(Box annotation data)

#####

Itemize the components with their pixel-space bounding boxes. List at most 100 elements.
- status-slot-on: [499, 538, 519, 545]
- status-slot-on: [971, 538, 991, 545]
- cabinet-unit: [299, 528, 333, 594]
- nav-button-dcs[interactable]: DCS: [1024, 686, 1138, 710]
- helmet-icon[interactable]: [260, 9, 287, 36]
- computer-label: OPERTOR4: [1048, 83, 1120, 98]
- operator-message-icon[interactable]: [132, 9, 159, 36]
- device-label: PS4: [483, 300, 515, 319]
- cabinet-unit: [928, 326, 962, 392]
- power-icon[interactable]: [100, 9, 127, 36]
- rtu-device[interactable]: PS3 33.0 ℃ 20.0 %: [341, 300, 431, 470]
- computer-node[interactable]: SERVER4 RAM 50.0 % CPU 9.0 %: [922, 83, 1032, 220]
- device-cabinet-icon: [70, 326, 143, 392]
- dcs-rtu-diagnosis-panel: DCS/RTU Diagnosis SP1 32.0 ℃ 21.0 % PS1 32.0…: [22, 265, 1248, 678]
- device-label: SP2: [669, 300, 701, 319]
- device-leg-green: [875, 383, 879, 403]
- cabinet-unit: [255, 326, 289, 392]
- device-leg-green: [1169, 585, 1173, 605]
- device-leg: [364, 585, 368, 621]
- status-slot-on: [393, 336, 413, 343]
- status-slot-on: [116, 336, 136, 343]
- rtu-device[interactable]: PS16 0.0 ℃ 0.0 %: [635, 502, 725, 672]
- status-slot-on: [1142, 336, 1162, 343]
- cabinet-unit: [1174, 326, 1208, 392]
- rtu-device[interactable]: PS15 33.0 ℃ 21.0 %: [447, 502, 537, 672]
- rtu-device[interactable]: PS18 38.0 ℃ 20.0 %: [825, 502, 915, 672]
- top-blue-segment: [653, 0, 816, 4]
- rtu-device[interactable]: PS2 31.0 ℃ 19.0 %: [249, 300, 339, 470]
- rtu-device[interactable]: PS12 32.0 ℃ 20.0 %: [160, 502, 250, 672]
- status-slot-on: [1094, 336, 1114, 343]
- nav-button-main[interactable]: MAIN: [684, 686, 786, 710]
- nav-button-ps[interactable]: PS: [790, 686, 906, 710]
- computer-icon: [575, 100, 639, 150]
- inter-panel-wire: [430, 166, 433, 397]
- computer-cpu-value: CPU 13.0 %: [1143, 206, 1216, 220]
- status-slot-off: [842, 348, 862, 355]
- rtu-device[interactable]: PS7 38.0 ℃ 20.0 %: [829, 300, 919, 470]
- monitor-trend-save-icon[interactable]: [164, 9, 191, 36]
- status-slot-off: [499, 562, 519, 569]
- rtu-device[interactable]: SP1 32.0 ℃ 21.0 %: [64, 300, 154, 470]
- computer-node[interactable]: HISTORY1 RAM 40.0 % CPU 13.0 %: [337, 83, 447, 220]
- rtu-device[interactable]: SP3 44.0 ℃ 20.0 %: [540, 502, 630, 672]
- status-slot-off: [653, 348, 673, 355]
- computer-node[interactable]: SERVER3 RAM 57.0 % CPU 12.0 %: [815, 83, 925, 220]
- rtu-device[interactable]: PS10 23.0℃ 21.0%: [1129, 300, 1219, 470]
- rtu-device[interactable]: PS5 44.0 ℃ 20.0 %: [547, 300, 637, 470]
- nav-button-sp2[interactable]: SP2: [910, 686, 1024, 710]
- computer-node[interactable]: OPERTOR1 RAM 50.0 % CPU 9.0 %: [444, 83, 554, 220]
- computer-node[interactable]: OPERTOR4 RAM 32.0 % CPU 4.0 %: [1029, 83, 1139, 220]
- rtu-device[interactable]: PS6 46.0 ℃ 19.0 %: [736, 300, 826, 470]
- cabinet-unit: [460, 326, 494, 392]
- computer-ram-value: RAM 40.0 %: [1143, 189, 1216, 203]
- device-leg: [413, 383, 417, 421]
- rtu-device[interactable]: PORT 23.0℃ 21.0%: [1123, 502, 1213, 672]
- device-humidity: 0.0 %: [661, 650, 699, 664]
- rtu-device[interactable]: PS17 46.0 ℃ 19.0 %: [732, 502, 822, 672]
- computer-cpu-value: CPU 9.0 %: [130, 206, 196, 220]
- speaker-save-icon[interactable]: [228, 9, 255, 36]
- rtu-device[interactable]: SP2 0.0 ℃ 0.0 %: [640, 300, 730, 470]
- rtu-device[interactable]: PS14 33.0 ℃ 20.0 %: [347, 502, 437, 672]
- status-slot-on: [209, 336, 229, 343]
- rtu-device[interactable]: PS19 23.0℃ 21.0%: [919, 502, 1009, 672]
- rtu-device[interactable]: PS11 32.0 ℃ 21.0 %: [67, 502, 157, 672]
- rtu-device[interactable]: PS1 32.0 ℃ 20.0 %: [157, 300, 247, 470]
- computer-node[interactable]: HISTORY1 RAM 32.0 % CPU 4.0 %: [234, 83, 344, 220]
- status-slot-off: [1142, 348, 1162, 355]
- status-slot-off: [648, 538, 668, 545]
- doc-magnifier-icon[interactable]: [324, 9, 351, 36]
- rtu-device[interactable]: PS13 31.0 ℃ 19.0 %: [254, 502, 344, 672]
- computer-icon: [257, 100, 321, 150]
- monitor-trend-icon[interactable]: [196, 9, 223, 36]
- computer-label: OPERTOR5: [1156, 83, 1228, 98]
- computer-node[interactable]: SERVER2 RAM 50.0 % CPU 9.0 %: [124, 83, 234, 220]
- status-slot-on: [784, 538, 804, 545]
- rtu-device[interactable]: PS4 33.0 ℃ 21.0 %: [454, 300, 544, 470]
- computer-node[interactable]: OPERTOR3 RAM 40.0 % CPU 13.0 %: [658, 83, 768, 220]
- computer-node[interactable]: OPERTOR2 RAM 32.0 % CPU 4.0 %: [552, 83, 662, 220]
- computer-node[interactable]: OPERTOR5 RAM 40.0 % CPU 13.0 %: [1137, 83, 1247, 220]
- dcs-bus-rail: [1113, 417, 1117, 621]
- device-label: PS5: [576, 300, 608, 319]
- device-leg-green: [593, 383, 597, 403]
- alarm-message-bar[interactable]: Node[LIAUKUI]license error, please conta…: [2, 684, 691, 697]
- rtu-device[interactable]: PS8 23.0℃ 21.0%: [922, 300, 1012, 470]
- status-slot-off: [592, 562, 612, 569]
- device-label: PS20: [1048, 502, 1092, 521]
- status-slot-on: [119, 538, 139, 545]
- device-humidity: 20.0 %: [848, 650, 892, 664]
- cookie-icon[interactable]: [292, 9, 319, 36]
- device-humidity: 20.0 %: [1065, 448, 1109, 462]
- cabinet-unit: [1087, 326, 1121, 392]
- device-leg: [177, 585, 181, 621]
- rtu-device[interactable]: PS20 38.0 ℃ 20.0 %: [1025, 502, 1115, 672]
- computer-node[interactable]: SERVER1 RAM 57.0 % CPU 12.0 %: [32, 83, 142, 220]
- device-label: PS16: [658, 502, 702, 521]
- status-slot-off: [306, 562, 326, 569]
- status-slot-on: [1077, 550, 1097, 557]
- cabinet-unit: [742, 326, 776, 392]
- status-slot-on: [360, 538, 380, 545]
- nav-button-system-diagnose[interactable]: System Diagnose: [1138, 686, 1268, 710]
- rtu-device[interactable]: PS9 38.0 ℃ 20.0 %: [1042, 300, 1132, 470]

#####

* Directive *
Please copy the data above line for line, without changing anything.

* Output of the exercise *
Itemize the components with their pixel-space bounding boxes. List at most 100 elements.
- status-slot-on: [499, 538, 519, 545]
- status-slot-on: [971, 538, 991, 545]
- cabinet-unit: [299, 528, 333, 594]
- nav-button-dcs[interactable]: DCS: [1024, 686, 1138, 710]
- helmet-icon[interactable]: [260, 9, 287, 36]
- computer-label: OPERTOR4: [1048, 83, 1120, 98]
- operator-message-icon[interactable]: [132, 9, 159, 36]
- device-label: PS4: [483, 300, 515, 319]
- cabinet-unit: [928, 326, 962, 392]
- power-icon[interactable]: [100, 9, 127, 36]
- rtu-device[interactable]: PS3 33.0 ℃ 20.0 %: [341, 300, 431, 470]
- computer-node[interactable]: SERVER4 RAM 50.0 % CPU 9.0 %: [922, 83, 1032, 220]
- device-cabinet-icon: [70, 326, 143, 392]
- dcs-rtu-diagnosis-panel: DCS/RTU Diagnosis SP1 32.0 ℃ 21.0 % PS1 32.0…: [22, 265, 1248, 678]
- device-label: SP2: [669, 300, 701, 319]
- device-leg-green: [875, 383, 879, 403]
- cabinet-unit: [255, 326, 289, 392]
- device-leg-green: [1169, 585, 1173, 605]
- device-leg: [364, 585, 368, 621]
- status-slot-on: [393, 336, 413, 343]
- status-slot-on: [116, 336, 136, 343]
- rtu-device[interactable]: PS16 0.0 ℃ 0.0 %: [635, 502, 725, 672]
- status-slot-on: [1142, 336, 1162, 343]
- cabinet-unit: [1174, 326, 1208, 392]
- rtu-device[interactable]: PS15 33.0 ℃ 21.0 %: [447, 502, 537, 672]
- rtu-device[interactable]: PS18 38.0 ℃ 20.0 %: [825, 502, 915, 672]
- top-blue-segment: [653, 0, 816, 4]
- rtu-device[interactable]: PS2 31.0 ℃ 19.0 %: [249, 300, 339, 470]
- rtu-device[interactable]: PS12 32.0 ℃ 20.0 %: [160, 502, 250, 672]
- status-slot-on: [1094, 336, 1114, 343]
- nav-button-main[interactable]: MAIN: [684, 686, 786, 710]
- nav-button-ps[interactable]: PS: [790, 686, 906, 710]
- computer-icon: [575, 100, 639, 150]
- inter-panel-wire: [430, 166, 433, 397]
- computer-cpu-value: CPU 13.0 %: [1143, 206, 1216, 220]
- status-slot-off: [842, 348, 862, 355]
- rtu-device[interactable]: PS7 38.0 ℃ 20.0 %: [829, 300, 919, 470]
- monitor-trend-save-icon[interactable]: [164, 9, 191, 36]
- status-slot-off: [499, 562, 519, 569]
- rtu-device[interactable]: SP1 32.0 ℃ 21.0 %: [64, 300, 154, 470]
- computer-node[interactable]: HISTORY1 RAM 40.0 % CPU 13.0 %: [337, 83, 447, 220]
- rtu-device[interactable]: SP3 44.0 ℃ 20.0 %: [540, 502, 630, 672]
- status-slot-off: [653, 348, 673, 355]
- computer-node[interactable]: SERVER3 RAM 57.0 % CPU 12.0 %: [815, 83, 925, 220]
- rtu-device[interactable]: PS10 23.0℃ 21.0%: [1129, 300, 1219, 470]
- rtu-device[interactable]: PS5 44.0 ℃ 20.0 %: [547, 300, 637, 470]
- nav-button-sp2[interactable]: SP2: [910, 686, 1024, 710]
- computer-node[interactable]: OPERTOR1 RAM 50.0 % CPU 9.0 %: [444, 83, 554, 220]
- computer-node[interactable]: OPERTOR4 RAM 32.0 % CPU 4.0 %: [1029, 83, 1139, 220]
- rtu-device[interactable]: PS6 46.0 ℃ 19.0 %: [736, 300, 826, 470]
- cabinet-unit: [460, 326, 494, 392]
- computer-ram-value: RAM 40.0 %: [1143, 189, 1216, 203]
- device-leg: [413, 383, 417, 421]
- rtu-device[interactable]: PORT 23.0℃ 21.0%: [1123, 502, 1213, 672]
- device-humidity: 0.0 %: [661, 650, 699, 664]
- rtu-device[interactable]: PS17 46.0 ℃ 19.0 %: [732, 502, 822, 672]
- computer-cpu-value: CPU 9.0 %: [130, 206, 196, 220]
- speaker-save-icon[interactable]: [228, 9, 255, 36]
- rtu-device[interactable]: SP2 0.0 ℃ 0.0 %: [640, 300, 730, 470]
- rtu-device[interactable]: PS14 33.0 ℃ 20.0 %: [347, 502, 437, 672]
- status-slot-on: [209, 336, 229, 343]
- rtu-device[interactable]: PS19 23.0℃ 21.0%: [919, 502, 1009, 672]
- rtu-device[interactable]: PS11 32.0 ℃ 21.0 %: [67, 502, 157, 672]
- rtu-device[interactable]: PS1 32.0 ℃ 20.0 %: [157, 300, 247, 470]
- computer-node[interactable]: HISTORY1 RAM 32.0 % CPU 4.0 %: [234, 83, 344, 220]
- status-slot-off: [1142, 348, 1162, 355]
- status-slot-off: [648, 538, 668, 545]
- doc-magnifier-icon[interactable]: [324, 9, 351, 36]
- rtu-device[interactable]: PS13 31.0 ℃ 19.0 %: [254, 502, 344, 672]
- computer-icon: [257, 100, 321, 150]
- monitor-trend-icon[interactable]: [196, 9, 223, 36]
- computer-label: OPERTOR5: [1156, 83, 1228, 98]
- computer-node[interactable]: SERVER2 RAM 50.0 % CPU 9.0 %: [124, 83, 234, 220]
- status-slot-on: [784, 538, 804, 545]
- rtu-device[interactable]: PS4 33.0 ℃ 21.0 %: [454, 300, 544, 470]
- computer-node[interactable]: OPERTOR3 RAM 40.0 % CPU 13.0 %: [658, 83, 768, 220]
- computer-node[interactable]: OPERTOR2 RAM 32.0 % CPU 4.0 %: [552, 83, 662, 220]
- computer-node[interactable]: OPERTOR5 RAM 40.0 % CPU 13.0 %: [1137, 83, 1247, 220]
- dcs-bus-rail: [1113, 417, 1117, 621]
- device-label: PS5: [576, 300, 608, 319]
- device-leg-green: [593, 383, 597, 403]
- alarm-message-bar[interactable]: Node[LIAUKUI]license error, please conta…: [2, 684, 691, 697]
- rtu-device[interactable]: PS8 23.0℃ 21.0%: [922, 300, 1012, 470]
- status-slot-off: [592, 562, 612, 569]
- device-label: PS20: [1048, 502, 1092, 521]
- status-slot-on: [119, 538, 139, 545]
- device-humidity: 20.0 %: [848, 650, 892, 664]
- cookie-icon[interactable]: [292, 9, 319, 36]
- device-humidity: 20.0 %: [1065, 448, 1109, 462]
- cabinet-unit: [1087, 326, 1121, 392]
- device-leg: [177, 585, 181, 621]
- rtu-device[interactable]: PS20 38.0 ℃ 20.0 %: [1025, 502, 1115, 672]
- computer-node[interactable]: SERVER1 RAM 57.0 % CPU 12.0 %: [32, 83, 142, 220]
- device-label: PS16: [658, 502, 702, 521]
- status-slot-off: [306, 562, 326, 569]
- status-slot-on: [1077, 550, 1097, 557]
- cabinet-unit: [742, 326, 776, 392]
- status-slot-on: [360, 538, 380, 545]
- nav-button-system-diagnose[interactable]: System Diagnose: [1138, 686, 1268, 710]
- rtu-device[interactable]: PS9 38.0 ℃ 20.0 %: [1042, 300, 1132, 470]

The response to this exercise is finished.